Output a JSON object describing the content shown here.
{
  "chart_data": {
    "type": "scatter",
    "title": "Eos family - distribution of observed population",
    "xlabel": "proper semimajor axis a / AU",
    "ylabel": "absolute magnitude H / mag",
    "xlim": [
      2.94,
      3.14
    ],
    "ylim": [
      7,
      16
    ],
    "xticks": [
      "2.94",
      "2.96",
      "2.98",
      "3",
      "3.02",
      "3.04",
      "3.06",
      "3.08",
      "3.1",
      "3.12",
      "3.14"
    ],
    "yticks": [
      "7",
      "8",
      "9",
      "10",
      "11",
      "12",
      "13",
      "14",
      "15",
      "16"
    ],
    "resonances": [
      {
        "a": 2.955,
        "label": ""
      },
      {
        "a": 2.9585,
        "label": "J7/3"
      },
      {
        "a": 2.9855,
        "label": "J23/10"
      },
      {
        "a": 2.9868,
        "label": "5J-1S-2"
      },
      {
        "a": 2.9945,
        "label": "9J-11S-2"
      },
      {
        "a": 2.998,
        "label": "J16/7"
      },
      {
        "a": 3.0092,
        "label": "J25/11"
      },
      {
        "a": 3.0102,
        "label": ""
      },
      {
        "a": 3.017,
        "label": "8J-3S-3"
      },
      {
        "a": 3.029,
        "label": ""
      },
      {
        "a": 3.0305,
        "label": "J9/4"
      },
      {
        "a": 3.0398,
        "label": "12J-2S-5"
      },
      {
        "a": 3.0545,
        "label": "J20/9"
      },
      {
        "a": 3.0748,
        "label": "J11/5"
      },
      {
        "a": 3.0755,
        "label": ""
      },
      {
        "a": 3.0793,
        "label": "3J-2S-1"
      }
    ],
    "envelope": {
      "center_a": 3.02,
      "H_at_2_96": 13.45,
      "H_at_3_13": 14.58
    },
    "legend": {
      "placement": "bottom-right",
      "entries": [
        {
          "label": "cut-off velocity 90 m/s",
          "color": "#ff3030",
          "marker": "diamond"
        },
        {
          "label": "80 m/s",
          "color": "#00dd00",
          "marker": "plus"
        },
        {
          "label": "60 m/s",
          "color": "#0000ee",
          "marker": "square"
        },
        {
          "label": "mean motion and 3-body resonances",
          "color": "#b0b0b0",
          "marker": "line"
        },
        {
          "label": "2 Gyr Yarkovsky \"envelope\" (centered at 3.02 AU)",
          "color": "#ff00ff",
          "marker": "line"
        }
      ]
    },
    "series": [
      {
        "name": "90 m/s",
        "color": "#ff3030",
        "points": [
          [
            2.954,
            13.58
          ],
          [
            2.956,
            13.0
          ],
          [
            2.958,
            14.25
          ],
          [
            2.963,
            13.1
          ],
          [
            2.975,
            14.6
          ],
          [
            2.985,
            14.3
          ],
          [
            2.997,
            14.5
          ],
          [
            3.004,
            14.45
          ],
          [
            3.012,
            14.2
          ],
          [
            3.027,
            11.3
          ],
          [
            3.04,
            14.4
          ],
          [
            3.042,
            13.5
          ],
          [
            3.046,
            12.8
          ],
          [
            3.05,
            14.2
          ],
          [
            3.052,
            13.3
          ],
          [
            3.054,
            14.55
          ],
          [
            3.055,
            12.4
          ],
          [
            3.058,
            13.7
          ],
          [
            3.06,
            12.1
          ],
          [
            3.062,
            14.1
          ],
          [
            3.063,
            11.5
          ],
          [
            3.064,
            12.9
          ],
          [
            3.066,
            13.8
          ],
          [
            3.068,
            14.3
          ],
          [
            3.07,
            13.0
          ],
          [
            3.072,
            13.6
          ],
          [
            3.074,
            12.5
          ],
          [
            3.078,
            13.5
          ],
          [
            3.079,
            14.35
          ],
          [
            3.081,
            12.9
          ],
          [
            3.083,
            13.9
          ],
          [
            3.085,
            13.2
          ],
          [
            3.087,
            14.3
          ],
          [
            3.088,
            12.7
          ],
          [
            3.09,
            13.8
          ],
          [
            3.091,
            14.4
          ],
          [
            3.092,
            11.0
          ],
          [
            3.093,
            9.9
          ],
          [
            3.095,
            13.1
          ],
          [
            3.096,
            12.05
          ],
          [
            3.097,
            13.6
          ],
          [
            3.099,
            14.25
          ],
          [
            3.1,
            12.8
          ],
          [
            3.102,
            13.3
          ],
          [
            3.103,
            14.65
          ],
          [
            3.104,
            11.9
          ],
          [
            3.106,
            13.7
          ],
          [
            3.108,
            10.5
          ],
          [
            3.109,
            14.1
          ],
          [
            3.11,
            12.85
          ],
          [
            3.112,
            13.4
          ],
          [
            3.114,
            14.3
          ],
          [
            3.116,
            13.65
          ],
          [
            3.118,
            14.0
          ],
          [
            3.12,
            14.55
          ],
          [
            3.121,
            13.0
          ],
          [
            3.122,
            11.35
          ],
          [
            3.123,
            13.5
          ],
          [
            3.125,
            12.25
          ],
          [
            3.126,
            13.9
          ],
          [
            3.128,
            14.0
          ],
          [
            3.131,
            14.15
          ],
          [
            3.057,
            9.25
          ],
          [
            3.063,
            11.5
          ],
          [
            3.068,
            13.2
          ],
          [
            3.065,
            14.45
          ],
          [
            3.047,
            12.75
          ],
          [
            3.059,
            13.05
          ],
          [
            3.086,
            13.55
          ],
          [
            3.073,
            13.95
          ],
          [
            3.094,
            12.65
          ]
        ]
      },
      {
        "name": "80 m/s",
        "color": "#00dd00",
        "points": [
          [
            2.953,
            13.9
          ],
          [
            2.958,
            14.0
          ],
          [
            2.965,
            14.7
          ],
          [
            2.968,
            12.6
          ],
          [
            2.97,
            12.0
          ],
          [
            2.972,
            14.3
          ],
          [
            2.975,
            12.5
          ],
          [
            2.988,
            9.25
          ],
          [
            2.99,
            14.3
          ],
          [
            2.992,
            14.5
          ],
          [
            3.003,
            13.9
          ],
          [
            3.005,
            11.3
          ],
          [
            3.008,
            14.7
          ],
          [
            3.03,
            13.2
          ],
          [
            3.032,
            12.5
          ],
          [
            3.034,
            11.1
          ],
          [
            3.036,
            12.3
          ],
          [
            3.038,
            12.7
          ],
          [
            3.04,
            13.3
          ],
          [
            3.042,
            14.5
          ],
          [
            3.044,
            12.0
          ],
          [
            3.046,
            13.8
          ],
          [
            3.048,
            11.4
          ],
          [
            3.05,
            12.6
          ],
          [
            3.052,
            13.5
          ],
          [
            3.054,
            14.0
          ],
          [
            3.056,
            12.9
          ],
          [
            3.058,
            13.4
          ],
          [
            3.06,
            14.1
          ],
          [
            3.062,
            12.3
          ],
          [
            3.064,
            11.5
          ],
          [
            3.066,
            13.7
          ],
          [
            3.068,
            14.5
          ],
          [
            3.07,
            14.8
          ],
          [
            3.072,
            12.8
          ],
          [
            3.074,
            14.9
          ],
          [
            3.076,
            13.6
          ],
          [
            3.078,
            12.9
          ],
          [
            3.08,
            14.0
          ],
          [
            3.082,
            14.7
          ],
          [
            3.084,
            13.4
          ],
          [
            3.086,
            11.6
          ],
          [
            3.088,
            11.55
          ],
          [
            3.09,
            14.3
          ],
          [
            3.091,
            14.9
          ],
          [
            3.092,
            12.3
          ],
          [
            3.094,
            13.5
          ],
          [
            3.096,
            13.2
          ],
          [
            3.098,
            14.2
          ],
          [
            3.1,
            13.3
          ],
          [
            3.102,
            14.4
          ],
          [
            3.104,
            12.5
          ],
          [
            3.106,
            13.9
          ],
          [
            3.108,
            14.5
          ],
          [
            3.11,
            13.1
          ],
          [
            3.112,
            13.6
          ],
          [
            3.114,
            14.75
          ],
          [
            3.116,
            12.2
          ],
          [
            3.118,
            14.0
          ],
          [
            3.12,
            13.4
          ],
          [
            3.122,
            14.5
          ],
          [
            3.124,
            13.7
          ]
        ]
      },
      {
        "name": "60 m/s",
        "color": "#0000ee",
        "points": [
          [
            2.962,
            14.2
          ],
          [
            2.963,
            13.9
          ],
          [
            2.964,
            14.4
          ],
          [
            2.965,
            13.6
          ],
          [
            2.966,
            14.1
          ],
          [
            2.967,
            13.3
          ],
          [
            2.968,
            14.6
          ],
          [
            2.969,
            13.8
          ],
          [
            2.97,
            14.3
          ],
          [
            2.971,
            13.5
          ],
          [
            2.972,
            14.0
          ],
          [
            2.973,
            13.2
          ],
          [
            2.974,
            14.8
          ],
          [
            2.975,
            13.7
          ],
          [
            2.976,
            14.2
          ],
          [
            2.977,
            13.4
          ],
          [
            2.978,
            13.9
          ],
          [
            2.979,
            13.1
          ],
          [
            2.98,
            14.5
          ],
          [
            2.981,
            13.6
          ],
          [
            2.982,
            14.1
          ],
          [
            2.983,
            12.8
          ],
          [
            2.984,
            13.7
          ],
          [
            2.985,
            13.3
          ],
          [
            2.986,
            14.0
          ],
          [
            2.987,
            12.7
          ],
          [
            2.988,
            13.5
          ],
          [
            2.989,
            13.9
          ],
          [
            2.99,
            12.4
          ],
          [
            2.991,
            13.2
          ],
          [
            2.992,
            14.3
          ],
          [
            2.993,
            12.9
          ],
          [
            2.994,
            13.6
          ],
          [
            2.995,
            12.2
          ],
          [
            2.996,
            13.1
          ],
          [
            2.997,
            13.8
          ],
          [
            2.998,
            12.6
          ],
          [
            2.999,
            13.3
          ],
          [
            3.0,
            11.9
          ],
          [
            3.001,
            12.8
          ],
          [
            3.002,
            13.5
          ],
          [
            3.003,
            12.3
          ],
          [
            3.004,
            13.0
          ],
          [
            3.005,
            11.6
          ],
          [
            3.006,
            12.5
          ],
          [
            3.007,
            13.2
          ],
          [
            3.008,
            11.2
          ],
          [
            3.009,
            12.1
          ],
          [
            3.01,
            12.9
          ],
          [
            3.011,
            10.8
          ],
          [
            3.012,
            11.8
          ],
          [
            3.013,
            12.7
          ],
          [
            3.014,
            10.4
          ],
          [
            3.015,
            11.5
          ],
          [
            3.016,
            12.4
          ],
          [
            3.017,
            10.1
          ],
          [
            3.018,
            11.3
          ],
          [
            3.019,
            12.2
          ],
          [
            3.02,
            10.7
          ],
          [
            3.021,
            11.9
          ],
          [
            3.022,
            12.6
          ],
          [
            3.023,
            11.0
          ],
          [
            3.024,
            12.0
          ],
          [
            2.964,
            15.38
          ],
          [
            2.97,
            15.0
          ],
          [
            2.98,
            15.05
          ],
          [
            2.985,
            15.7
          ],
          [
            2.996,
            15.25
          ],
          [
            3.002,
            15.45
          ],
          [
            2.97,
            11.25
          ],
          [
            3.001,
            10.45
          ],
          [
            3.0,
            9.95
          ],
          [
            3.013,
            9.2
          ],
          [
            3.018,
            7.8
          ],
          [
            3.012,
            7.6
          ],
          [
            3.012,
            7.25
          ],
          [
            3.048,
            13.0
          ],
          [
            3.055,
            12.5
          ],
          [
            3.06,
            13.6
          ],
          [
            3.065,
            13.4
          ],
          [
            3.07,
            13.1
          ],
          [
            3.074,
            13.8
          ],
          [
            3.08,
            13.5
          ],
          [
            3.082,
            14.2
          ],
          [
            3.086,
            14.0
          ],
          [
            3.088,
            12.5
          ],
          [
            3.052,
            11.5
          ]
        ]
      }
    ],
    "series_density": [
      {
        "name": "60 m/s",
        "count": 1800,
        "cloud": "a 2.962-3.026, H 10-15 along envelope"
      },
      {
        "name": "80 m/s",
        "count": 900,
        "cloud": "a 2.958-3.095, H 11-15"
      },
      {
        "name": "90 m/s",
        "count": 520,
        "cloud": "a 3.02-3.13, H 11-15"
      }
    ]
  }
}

● **Stated task**: Wherever "marker" shows up in a line, copy that line.

● **Exercise response**:
          "marker": "diamond"
          "marker": "plus"
          "marker": "square"
          "marker": "line"
          "marker": "line"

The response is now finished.